RECORD EXTRACTS =
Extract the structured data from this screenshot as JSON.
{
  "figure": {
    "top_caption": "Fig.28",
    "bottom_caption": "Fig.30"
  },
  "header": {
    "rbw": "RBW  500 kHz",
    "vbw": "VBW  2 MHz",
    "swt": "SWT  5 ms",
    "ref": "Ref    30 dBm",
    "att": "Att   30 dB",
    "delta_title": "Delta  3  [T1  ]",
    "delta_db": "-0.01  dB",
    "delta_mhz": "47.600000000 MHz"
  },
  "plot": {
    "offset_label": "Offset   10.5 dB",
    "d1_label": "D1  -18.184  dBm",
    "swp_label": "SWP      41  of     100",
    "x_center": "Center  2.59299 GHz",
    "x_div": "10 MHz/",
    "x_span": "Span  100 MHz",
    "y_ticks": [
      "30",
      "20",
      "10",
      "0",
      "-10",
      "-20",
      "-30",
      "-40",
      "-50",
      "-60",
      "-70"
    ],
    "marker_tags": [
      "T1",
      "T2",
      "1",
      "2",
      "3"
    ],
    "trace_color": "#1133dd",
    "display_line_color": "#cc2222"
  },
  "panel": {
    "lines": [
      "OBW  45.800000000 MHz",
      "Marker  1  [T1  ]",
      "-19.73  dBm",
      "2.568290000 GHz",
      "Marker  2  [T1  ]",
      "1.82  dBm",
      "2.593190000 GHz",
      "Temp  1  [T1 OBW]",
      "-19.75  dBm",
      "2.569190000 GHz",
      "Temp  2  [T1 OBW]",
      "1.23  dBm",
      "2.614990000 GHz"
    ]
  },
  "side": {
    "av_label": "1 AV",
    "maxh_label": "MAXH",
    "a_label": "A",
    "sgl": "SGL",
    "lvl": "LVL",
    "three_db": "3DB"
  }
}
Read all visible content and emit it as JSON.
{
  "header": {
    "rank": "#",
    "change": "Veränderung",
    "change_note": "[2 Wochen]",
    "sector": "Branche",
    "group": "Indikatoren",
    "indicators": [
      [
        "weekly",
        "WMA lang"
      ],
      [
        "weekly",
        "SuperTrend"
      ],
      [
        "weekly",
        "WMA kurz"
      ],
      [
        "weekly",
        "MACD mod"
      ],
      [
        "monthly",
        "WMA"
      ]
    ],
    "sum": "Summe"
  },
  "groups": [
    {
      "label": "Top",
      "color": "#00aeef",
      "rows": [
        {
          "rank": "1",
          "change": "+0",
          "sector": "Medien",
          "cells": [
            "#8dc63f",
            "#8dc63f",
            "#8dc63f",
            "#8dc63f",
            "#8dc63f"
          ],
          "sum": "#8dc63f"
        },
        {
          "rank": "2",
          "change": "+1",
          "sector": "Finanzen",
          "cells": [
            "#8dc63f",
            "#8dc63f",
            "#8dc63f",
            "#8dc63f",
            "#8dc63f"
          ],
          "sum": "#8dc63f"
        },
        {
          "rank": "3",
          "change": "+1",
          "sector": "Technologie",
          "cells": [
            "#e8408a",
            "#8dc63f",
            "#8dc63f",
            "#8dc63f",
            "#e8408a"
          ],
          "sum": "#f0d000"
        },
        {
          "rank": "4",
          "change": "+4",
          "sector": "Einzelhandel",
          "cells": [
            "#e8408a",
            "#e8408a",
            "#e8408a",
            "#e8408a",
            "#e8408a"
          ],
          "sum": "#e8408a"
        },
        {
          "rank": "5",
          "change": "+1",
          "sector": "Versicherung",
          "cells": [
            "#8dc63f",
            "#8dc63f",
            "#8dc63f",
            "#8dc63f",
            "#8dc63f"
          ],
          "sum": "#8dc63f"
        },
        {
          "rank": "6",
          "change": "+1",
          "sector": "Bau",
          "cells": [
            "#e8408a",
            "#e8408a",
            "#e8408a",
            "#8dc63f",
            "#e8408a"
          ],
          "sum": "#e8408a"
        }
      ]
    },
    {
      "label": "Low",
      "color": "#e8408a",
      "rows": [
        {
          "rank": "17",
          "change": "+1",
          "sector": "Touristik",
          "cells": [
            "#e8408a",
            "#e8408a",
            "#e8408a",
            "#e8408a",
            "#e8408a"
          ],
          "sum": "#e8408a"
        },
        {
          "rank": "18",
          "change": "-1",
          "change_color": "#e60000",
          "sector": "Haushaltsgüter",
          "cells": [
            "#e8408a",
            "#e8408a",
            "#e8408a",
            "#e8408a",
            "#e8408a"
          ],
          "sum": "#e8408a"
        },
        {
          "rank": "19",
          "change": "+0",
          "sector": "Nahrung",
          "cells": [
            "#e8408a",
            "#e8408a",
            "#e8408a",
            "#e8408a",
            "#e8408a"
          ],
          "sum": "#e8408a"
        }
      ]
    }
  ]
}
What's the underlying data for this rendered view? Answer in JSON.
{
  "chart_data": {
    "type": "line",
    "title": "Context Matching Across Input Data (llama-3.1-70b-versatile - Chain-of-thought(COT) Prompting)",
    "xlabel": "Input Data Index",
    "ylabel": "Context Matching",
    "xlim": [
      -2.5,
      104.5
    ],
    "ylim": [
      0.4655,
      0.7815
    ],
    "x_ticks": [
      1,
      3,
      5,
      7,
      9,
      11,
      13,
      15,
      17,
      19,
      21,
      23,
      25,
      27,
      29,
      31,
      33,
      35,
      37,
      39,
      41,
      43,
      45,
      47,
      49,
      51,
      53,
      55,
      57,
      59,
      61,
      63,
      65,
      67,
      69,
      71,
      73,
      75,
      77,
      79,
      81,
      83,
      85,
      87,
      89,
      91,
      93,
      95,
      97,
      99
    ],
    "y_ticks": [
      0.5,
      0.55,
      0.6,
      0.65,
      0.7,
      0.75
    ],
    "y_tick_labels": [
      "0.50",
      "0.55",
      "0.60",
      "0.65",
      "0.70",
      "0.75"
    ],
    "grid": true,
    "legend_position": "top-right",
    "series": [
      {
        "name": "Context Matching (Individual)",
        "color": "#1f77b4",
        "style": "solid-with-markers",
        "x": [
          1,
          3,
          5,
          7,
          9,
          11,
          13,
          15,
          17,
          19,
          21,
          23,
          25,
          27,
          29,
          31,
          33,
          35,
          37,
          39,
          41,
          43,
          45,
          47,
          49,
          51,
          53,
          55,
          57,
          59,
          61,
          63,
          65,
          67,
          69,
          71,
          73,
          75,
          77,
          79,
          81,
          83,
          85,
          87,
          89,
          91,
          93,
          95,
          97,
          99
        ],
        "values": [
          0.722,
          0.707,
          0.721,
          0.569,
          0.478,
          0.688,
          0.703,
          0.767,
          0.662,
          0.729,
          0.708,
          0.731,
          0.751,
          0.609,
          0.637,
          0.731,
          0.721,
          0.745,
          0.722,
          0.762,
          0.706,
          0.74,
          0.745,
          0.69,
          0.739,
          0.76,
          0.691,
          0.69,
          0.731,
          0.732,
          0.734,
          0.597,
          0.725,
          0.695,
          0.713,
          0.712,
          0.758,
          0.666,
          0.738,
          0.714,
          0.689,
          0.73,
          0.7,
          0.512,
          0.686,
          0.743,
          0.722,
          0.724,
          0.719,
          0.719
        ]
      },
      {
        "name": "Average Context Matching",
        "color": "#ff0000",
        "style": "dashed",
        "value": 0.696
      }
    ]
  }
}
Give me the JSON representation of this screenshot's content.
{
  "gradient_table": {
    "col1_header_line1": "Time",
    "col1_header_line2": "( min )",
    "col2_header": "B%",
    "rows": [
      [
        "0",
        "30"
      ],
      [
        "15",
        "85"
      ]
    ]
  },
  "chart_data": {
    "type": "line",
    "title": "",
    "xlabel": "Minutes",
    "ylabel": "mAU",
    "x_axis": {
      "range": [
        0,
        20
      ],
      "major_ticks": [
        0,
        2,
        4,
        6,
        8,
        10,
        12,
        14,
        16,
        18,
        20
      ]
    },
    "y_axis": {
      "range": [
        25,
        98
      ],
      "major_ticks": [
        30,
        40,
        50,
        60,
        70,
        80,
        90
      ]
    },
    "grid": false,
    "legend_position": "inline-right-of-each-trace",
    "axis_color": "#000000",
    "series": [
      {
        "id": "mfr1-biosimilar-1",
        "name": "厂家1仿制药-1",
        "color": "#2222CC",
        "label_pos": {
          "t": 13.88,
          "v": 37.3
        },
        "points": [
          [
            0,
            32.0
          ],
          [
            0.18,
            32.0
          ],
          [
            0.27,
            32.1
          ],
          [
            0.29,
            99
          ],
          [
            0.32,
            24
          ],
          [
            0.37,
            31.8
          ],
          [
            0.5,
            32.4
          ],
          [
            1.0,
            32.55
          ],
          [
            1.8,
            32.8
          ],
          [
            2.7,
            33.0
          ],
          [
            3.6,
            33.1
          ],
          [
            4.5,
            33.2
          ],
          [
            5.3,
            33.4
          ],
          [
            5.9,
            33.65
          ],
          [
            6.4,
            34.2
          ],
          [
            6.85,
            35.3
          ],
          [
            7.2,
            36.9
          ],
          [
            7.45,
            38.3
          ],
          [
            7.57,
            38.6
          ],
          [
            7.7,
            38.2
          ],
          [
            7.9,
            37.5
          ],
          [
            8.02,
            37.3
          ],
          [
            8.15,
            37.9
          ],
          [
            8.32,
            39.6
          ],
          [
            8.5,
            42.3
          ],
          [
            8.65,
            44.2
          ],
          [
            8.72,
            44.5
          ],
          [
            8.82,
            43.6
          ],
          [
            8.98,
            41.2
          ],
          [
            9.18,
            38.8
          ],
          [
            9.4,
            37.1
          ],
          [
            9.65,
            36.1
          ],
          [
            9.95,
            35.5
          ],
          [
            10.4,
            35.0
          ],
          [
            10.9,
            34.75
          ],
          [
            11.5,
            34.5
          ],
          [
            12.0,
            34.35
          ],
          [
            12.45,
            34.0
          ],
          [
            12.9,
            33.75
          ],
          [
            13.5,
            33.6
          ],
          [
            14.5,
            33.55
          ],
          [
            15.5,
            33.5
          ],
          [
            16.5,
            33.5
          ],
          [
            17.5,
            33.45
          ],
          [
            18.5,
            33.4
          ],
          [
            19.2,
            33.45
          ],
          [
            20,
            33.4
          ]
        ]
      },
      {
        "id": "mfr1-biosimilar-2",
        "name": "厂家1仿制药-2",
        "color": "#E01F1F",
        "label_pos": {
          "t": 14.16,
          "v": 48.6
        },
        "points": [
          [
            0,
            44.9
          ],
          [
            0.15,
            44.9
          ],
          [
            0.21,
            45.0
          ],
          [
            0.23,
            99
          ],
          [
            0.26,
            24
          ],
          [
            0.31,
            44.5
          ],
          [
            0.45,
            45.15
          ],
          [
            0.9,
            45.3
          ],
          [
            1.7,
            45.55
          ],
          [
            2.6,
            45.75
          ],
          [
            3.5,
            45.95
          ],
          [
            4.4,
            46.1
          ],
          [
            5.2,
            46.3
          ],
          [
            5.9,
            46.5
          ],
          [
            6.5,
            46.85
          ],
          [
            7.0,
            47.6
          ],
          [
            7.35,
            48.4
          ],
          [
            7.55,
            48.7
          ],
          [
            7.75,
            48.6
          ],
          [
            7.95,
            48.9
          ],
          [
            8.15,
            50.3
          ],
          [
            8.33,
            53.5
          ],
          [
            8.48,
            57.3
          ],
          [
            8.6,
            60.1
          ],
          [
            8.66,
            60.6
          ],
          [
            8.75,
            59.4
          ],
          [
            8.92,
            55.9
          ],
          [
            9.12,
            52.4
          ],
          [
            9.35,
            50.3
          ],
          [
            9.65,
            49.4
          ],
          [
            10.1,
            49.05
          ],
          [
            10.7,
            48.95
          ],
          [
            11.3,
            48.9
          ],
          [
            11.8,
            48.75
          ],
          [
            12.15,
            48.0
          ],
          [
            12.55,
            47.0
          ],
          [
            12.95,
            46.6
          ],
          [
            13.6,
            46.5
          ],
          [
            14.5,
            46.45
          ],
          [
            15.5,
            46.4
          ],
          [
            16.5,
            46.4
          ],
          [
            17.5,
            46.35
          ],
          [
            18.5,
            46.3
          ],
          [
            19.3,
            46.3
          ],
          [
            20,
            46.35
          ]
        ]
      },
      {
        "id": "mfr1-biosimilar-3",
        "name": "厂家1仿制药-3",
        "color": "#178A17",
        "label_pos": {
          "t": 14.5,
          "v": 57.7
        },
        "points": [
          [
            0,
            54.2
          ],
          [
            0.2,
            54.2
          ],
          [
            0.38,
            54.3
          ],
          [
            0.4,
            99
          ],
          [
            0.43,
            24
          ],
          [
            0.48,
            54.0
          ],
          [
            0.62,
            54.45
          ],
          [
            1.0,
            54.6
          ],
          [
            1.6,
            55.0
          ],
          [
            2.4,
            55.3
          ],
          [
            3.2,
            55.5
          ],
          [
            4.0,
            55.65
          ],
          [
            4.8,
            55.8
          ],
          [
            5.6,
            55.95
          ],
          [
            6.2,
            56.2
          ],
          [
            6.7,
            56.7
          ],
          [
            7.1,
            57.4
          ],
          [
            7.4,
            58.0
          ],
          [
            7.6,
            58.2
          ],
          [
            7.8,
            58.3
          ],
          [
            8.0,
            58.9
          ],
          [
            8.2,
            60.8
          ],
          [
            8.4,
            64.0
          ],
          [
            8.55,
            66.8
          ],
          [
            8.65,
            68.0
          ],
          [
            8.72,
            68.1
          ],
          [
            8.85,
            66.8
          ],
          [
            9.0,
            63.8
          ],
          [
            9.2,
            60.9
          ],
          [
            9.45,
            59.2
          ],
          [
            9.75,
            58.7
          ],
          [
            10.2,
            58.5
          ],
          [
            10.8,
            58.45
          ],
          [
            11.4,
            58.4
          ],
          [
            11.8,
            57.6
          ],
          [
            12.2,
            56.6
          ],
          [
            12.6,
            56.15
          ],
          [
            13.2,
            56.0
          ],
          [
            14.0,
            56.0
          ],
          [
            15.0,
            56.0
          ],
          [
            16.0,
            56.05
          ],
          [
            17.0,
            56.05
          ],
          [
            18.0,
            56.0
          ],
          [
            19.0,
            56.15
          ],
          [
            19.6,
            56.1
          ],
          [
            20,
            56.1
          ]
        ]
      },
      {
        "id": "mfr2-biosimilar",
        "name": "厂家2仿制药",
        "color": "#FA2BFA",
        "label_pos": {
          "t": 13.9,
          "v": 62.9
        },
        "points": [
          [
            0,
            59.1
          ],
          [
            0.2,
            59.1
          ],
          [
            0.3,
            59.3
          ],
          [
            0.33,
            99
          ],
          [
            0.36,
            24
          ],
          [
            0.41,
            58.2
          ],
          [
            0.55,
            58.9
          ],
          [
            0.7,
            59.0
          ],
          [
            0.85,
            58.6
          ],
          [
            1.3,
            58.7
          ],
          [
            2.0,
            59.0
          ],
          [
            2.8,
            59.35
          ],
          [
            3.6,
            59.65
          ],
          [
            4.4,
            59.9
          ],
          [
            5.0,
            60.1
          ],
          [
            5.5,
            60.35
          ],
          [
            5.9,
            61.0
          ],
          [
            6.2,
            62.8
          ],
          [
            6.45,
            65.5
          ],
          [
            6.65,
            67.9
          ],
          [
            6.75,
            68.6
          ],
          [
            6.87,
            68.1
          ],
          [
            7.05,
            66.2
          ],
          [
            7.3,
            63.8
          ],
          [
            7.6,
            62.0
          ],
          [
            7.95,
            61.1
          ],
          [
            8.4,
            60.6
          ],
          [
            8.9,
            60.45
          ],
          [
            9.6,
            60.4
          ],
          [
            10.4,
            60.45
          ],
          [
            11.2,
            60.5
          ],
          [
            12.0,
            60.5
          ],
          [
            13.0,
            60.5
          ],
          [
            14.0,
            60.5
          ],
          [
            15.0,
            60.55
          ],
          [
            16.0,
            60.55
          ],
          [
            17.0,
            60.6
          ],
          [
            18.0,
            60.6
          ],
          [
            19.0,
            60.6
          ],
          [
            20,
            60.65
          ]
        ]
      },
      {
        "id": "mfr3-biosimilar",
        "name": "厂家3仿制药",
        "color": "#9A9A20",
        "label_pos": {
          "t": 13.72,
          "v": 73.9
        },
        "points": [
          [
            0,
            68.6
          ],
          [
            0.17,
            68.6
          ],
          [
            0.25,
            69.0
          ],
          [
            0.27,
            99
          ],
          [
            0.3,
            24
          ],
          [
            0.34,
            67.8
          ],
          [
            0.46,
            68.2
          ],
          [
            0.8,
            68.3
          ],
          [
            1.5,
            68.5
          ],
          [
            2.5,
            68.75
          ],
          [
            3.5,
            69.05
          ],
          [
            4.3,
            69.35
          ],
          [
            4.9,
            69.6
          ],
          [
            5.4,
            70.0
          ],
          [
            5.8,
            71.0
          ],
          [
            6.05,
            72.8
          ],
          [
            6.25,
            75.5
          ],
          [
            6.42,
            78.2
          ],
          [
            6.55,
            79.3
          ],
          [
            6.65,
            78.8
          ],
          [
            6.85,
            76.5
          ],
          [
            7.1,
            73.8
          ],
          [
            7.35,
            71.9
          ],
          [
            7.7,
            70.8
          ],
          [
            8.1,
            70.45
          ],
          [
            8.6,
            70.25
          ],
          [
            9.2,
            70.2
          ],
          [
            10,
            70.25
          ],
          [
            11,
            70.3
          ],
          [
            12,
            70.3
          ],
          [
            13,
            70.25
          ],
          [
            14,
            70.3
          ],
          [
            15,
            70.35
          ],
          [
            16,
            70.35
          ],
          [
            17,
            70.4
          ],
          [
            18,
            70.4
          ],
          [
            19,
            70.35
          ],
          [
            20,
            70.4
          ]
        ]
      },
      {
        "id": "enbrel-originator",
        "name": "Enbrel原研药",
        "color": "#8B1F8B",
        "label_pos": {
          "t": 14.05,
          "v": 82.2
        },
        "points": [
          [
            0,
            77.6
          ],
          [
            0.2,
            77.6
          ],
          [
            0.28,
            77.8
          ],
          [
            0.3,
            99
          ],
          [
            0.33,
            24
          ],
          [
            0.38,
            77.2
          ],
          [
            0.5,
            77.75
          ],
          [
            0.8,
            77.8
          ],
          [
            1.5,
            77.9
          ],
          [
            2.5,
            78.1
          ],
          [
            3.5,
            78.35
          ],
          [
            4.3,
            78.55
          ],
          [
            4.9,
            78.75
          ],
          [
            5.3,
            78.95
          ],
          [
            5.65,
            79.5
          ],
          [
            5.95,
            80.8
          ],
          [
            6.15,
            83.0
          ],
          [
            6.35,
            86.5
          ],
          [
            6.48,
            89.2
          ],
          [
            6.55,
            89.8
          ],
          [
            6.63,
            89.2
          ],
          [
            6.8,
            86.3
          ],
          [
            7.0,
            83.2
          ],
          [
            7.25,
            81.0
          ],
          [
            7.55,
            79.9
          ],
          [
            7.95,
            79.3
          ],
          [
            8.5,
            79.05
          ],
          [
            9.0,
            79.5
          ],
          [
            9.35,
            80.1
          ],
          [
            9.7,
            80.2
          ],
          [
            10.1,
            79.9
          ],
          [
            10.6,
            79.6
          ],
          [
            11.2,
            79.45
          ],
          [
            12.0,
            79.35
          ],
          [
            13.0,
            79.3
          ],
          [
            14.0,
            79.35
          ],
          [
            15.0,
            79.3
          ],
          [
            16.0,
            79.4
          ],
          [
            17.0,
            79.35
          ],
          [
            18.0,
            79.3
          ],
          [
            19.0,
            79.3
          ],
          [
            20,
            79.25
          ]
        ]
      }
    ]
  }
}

GIVEN PROBLEM = Copy every line of the entries above in which "this" occurs.

FINISHED EXERCISE =
Extract the structured data from this screenshot as JSON.
What's the underlying data for this rendered view? Answer in JSON.
Give me the JSON representation of this screenshot's content.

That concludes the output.